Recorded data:

──────

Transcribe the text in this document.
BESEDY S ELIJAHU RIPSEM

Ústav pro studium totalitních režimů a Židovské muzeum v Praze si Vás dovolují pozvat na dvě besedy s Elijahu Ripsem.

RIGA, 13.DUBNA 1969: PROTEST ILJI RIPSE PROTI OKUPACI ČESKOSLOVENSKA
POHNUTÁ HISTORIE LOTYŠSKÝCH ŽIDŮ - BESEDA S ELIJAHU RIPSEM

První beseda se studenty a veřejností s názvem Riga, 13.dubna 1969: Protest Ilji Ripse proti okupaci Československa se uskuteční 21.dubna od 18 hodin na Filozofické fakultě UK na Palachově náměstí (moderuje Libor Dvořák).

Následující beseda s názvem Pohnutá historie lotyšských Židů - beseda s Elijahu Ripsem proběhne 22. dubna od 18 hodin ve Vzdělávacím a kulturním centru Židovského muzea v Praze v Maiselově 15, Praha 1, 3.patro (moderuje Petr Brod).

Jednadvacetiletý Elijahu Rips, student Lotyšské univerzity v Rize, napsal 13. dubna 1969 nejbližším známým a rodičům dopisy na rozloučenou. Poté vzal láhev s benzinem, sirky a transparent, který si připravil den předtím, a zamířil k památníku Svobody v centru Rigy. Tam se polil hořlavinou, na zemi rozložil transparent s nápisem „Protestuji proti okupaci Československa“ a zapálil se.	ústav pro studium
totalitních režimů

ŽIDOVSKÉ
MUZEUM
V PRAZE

──────

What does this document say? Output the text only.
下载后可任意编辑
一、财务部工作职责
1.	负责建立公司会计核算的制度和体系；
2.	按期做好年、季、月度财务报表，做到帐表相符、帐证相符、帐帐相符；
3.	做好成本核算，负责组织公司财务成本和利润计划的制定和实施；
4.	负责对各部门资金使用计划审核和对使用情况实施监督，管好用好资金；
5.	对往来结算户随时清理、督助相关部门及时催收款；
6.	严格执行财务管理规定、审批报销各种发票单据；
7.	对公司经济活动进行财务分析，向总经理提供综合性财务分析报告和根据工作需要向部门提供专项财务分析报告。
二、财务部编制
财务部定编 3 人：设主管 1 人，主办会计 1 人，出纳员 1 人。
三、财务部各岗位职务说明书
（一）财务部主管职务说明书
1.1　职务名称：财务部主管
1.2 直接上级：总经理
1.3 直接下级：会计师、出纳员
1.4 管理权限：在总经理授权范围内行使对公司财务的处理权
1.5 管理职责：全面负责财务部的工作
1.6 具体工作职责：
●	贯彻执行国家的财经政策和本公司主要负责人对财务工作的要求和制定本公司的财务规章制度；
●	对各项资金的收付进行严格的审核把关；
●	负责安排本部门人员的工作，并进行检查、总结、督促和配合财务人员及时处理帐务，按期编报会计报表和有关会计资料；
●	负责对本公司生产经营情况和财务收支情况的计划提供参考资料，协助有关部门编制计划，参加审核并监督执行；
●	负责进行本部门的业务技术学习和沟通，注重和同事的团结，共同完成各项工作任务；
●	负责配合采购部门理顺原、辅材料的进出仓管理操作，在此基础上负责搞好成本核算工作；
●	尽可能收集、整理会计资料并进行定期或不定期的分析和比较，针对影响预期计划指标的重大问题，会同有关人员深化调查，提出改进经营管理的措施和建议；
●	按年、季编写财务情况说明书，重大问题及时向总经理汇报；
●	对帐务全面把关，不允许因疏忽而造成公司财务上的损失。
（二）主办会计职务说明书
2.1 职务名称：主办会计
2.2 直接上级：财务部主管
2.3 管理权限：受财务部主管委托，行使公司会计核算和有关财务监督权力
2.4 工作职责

──────

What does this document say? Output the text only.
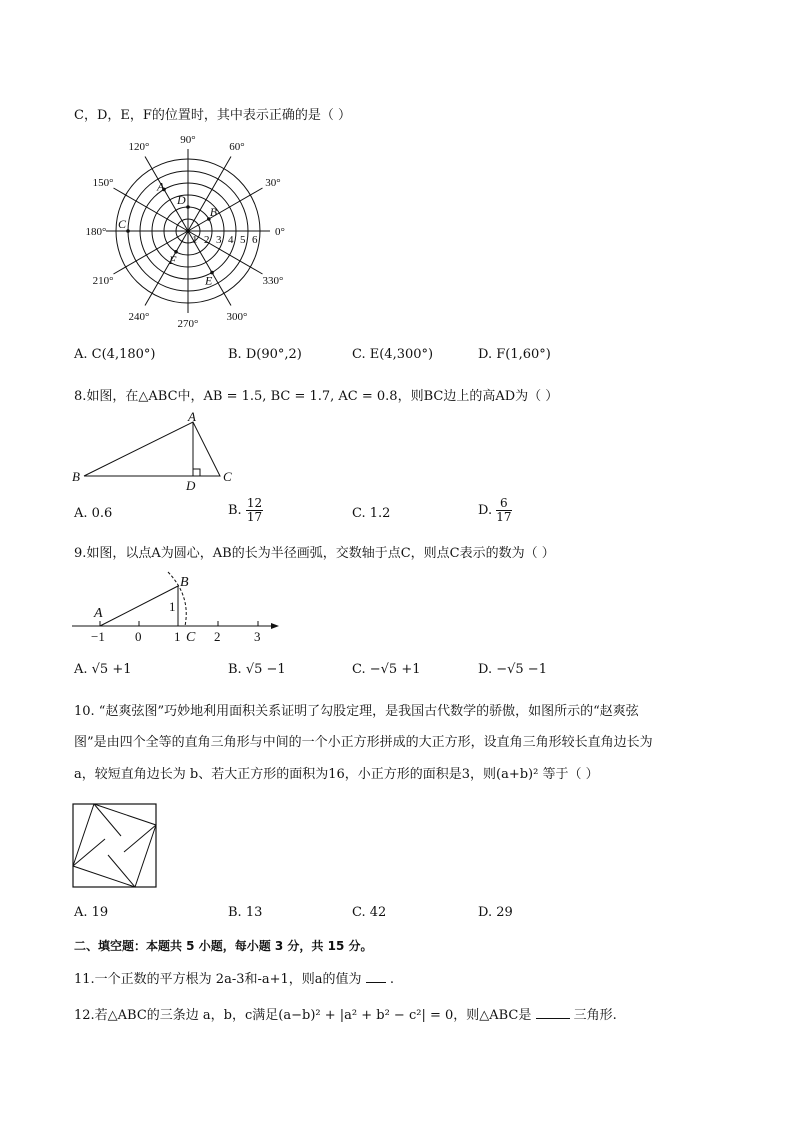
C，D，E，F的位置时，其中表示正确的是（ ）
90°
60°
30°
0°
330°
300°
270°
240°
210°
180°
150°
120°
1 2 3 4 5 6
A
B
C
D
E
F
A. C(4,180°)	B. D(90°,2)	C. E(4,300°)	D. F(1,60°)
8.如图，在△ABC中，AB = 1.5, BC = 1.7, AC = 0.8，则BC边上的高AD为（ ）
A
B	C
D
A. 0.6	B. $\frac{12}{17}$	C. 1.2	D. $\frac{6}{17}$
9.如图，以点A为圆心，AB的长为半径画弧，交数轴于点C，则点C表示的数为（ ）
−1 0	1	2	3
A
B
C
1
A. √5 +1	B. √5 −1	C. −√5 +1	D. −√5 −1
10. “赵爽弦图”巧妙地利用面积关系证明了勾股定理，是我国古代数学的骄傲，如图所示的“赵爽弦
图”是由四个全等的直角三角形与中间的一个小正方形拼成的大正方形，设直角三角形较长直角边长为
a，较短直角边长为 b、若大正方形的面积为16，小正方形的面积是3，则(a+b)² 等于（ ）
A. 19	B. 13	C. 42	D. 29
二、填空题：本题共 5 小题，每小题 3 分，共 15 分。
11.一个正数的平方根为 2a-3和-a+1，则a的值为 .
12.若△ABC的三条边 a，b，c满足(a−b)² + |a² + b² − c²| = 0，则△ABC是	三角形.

──────

• [Problem statement]
Write out every line from the entries where "moderuje" appears.

• [Task solution]
První beseda se studenty a veřejností s názvem Riga, 13.dubna 1969: Protest Ilji Ripse proti okupaci Československa se uskuteční 21.dubna od 18 hodin na Filozofické fakultě UK na Palachově náměstí (moderuje Libor Dvořák).
Následující beseda s názvem Pohnutá historie lotyšských Židů - beseda s Elijahu Ripsem proběhne 22. dubna od 18 hodin ve Vzdělávacím a kulturním centru Židovského muzea v Praze v Maiselově 15, Praha 1, 3.patro (moderuje Petr Brod).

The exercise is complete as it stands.